___ The records ___

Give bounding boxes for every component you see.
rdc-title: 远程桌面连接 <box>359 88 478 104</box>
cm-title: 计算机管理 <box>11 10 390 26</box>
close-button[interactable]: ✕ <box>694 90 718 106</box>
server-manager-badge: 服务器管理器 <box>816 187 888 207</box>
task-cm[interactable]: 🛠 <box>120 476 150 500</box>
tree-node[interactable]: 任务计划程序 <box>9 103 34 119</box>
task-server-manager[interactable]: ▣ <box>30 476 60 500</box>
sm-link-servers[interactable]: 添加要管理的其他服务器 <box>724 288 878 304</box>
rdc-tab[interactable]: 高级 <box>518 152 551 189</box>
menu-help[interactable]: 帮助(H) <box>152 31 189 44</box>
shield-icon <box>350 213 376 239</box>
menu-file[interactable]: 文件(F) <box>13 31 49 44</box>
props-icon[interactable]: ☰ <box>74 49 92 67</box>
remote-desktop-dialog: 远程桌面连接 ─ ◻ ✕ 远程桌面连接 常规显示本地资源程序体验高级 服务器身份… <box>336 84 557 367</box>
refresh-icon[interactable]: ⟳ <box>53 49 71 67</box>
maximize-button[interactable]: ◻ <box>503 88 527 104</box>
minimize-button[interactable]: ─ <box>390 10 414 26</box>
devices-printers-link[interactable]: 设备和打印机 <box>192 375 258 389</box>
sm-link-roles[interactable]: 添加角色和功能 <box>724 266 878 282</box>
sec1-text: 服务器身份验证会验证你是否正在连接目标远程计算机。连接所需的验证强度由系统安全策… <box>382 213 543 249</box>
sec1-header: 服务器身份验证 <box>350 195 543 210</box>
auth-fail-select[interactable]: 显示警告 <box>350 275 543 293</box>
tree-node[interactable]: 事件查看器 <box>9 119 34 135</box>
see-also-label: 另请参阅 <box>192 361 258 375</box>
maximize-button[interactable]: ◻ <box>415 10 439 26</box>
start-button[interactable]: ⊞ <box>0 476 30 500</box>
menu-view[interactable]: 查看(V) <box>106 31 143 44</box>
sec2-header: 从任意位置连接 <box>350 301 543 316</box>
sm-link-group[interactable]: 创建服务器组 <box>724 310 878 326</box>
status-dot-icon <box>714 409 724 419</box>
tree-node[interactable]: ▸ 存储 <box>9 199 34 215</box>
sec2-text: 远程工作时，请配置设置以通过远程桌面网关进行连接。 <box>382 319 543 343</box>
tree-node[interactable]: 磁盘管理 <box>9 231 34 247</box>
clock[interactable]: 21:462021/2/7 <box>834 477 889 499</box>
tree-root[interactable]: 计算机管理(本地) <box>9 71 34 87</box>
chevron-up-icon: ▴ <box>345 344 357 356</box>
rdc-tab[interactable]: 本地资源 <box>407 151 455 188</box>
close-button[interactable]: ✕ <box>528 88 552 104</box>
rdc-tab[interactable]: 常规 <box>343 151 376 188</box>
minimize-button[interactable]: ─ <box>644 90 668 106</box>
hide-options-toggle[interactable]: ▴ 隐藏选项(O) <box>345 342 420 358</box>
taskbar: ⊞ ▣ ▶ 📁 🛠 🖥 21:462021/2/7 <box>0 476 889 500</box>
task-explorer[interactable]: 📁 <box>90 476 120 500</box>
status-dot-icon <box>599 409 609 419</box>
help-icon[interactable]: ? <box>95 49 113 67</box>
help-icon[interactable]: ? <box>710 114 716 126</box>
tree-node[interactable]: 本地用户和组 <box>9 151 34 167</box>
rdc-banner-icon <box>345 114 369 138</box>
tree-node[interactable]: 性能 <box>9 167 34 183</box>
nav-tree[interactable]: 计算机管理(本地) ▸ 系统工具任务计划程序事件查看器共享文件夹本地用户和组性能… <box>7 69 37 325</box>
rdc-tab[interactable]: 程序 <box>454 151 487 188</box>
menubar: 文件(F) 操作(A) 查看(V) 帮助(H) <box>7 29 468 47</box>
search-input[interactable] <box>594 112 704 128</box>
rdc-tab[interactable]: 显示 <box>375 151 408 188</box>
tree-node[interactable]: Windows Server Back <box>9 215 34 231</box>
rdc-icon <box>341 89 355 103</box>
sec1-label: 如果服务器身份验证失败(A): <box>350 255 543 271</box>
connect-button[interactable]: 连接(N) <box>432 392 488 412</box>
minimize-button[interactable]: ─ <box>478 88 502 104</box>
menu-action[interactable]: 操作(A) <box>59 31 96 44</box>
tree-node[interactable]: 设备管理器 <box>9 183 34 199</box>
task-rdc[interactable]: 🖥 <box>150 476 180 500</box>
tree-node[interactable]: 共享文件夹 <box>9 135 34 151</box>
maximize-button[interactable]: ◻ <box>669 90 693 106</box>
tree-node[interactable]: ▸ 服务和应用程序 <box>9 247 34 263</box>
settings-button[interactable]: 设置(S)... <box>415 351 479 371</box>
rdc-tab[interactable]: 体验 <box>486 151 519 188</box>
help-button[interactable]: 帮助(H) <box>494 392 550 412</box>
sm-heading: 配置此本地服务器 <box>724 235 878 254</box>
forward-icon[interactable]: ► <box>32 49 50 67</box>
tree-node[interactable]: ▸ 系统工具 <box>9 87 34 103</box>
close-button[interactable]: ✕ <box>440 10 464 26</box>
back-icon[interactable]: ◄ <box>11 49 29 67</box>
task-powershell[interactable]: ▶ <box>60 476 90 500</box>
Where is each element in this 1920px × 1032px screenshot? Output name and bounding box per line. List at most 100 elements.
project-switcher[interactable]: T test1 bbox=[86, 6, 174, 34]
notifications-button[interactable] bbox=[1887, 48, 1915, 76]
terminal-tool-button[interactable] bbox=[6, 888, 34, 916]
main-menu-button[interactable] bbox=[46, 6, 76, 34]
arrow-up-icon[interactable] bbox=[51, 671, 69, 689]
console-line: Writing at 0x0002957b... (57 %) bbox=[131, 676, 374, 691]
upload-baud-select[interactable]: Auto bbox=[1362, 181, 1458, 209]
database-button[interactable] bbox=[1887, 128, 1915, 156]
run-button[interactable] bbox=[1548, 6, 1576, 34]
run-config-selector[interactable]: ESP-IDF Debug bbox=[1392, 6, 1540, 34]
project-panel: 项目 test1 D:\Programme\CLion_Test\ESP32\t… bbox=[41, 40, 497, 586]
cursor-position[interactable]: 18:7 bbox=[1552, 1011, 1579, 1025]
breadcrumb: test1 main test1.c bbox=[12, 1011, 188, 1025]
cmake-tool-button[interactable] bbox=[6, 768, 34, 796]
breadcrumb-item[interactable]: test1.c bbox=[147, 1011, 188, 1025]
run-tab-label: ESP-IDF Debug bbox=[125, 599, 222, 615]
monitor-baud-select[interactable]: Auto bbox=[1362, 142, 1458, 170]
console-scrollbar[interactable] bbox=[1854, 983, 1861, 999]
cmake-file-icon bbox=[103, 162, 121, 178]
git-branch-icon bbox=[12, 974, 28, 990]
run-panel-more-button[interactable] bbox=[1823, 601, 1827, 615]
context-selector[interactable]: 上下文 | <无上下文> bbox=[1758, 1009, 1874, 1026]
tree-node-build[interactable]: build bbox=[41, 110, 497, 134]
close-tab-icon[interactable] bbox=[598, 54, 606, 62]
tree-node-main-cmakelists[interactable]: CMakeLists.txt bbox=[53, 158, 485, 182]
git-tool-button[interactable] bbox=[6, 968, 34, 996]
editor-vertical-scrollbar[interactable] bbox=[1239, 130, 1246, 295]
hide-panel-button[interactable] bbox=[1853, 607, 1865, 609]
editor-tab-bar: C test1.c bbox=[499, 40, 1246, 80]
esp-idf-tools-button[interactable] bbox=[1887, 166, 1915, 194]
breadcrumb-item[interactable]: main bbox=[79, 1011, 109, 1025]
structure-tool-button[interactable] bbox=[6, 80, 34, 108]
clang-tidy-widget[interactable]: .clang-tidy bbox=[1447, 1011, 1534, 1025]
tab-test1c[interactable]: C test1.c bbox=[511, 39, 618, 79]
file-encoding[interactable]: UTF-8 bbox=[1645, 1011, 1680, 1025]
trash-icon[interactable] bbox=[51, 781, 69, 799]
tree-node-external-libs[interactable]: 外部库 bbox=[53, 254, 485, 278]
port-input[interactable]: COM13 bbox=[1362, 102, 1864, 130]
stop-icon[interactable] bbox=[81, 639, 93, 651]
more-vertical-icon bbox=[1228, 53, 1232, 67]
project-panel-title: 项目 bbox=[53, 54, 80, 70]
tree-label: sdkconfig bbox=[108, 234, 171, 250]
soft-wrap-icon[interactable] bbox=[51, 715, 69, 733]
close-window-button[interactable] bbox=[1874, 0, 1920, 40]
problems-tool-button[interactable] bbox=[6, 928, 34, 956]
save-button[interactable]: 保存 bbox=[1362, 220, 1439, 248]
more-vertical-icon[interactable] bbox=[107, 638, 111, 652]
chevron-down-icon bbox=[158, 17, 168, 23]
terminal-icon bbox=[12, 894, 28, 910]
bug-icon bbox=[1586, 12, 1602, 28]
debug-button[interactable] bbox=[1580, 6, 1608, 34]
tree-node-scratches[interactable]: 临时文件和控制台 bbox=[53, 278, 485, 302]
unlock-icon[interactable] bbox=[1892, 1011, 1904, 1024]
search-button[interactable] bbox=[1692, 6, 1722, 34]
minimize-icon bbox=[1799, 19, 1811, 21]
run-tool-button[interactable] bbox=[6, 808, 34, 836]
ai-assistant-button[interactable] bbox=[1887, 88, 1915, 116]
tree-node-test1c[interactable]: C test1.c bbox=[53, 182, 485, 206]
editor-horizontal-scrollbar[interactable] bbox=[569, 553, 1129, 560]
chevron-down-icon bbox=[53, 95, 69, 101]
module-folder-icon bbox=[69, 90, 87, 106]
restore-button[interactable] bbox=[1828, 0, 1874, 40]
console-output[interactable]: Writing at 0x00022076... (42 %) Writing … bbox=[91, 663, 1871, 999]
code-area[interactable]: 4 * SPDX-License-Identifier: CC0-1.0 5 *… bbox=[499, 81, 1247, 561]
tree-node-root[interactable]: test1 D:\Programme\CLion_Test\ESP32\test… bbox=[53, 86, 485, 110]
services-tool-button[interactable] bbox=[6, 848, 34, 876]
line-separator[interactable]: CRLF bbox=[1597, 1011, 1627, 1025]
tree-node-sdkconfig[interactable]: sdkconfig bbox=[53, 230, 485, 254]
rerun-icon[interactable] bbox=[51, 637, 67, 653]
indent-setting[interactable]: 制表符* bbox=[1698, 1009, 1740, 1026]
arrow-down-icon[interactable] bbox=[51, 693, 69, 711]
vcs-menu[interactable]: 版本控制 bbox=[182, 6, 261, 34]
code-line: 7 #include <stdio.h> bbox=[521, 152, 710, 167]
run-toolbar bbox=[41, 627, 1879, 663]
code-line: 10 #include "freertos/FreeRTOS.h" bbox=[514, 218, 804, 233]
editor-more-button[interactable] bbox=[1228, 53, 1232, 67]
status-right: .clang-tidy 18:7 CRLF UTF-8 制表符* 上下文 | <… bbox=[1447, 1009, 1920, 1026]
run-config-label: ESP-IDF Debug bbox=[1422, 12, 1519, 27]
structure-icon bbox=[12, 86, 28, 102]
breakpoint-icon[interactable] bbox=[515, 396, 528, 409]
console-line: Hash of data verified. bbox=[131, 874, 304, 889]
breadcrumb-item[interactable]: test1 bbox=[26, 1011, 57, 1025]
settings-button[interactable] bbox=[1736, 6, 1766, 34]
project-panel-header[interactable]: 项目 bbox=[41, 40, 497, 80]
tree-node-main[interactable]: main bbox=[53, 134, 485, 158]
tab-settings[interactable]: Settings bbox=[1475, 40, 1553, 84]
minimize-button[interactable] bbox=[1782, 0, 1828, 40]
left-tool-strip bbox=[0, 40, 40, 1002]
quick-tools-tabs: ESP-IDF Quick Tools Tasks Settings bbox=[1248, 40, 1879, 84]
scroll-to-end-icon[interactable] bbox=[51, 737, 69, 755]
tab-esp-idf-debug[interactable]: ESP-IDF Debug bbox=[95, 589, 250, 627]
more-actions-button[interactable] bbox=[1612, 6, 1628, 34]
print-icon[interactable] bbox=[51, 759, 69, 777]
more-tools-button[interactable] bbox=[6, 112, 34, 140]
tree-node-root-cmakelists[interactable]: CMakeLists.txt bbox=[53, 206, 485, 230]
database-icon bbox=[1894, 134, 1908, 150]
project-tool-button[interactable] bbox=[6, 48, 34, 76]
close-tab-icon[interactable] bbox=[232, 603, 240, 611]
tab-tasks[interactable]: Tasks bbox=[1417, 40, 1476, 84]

___

Reproduce the data entries from the first line through the line holding "tree-root[interactable]: 计算机管理(本地) <box>9", inclusive, with every character unchanged.

Give bounding boxes for every component you see.
rdc-title: 远程桌面连接 <box>359 88 478 104</box>
cm-title: 计算机管理 <box>11 10 390 26</box>
close-button[interactable]: ✕ <box>694 90 718 106</box>
server-manager-badge: 服务器管理器 <box>816 187 888 207</box>
task-cm[interactable]: 🛠 <box>120 476 150 500</box>
tree-node[interactable]: 任务计划程序 <box>9 103 34 119</box>
task-server-manager[interactable]: ▣ <box>30 476 60 500</box>
sm-link-servers[interactable]: 添加要管理的其他服务器 <box>724 288 878 304</box>
rdc-tab[interactable]: 高级 <box>518 152 551 189</box>
menu-help[interactable]: 帮助(H) <box>152 31 189 44</box>
shield-icon <box>350 213 376 239</box>
menu-file[interactable]: 文件(F) <box>13 31 49 44</box>
props-icon[interactable]: ☰ <box>74 49 92 67</box>
remote-desktop-dialog: 远程桌面连接 ─ ◻ ✕ 远程桌面连接 常规显示本地资源程序体验高级 服务器身份… <box>336 84 557 367</box>
refresh-icon[interactable]: ⟳ <box>53 49 71 67</box>
maximize-button[interactable]: ◻ <box>503 88 527 104</box>
minimize-button[interactable]: ─ <box>390 10 414 26</box>
devices-printers-link[interactable]: 设备和打印机 <box>192 375 258 389</box>
sm-link-roles[interactable]: 添加角色和功能 <box>724 266 878 282</box>
sec1-text: 服务器身份验证会验证你是否正在连接目标远程计算机。连接所需的验证强度由系统安全策… <box>382 213 543 249</box>
sec1-header: 服务器身份验证 <box>350 195 543 210</box>
auth-fail-select[interactable]: 显示警告 <box>350 275 543 293</box>
tree-node[interactable]: 事件查看器 <box>9 119 34 135</box>
see-also-label: 另请参阅 <box>192 361 258 375</box>
maximize-button[interactable]: ◻ <box>415 10 439 26</box>
start-button[interactable]: ⊞ <box>0 476 30 500</box>
menu-view[interactable]: 查看(V) <box>106 31 143 44</box>
sec2-header: 从任意位置连接 <box>350 301 543 316</box>
sm-link-group[interactable]: 创建服务器组 <box>724 310 878 326</box>
status-dot-icon <box>714 409 724 419</box>
tree-node[interactable]: ▸ 存储 <box>9 199 34 215</box>
sec2-text: 远程工作时，请配置设置以通过远程桌面网关进行连接。 <box>382 319 543 343</box>
tree-node[interactable]: 磁盘管理 <box>9 231 34 247</box>
clock[interactable]: 21:462021/2/7 <box>834 477 889 499</box>
tree-root[interactable]: 计算机管理(本地) <box>9 71 34 87</box>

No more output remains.